→ The request: Using the records that follow, copy every line containing the word "target".
** BEGIN Records supplied **
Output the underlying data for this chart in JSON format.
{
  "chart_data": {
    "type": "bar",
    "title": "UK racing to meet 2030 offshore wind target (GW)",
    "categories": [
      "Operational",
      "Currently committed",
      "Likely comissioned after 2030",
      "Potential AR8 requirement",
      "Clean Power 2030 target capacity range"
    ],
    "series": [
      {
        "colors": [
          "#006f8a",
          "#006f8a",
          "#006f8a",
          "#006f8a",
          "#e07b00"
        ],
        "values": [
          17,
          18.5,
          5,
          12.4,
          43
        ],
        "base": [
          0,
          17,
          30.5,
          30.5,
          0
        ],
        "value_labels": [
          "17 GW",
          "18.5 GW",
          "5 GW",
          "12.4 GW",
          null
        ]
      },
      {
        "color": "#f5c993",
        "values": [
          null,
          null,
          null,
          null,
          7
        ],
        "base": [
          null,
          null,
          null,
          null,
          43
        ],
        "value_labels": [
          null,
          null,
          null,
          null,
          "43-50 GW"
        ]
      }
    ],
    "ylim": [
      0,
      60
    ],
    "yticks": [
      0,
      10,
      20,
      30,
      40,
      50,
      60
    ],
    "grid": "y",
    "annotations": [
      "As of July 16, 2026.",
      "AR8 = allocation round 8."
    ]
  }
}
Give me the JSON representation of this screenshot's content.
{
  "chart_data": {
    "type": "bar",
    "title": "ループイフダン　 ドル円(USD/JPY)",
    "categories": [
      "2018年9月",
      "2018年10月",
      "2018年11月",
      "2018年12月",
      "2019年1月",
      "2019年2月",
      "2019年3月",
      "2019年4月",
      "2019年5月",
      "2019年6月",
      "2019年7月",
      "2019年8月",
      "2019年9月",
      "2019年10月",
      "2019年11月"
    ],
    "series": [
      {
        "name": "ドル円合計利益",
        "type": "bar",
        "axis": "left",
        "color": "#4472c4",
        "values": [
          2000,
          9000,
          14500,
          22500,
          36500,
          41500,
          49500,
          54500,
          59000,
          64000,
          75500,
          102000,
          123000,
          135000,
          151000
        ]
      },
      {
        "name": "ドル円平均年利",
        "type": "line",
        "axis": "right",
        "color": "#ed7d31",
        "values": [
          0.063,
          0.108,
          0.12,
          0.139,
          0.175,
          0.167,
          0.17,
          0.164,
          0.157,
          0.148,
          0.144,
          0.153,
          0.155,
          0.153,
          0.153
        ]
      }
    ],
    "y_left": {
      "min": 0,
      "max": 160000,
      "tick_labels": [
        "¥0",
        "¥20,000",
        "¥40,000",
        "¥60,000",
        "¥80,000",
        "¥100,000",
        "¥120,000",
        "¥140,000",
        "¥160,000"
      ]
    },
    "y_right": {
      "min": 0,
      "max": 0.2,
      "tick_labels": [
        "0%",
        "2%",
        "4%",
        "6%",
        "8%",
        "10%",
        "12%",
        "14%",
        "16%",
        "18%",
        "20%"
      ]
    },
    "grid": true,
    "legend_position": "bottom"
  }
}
** END Records supplied **
→ Written solution:
    "title": "UK racing to meet 2030 offshore wind target (GW)",
      "Clean Power 2030 target capacity range"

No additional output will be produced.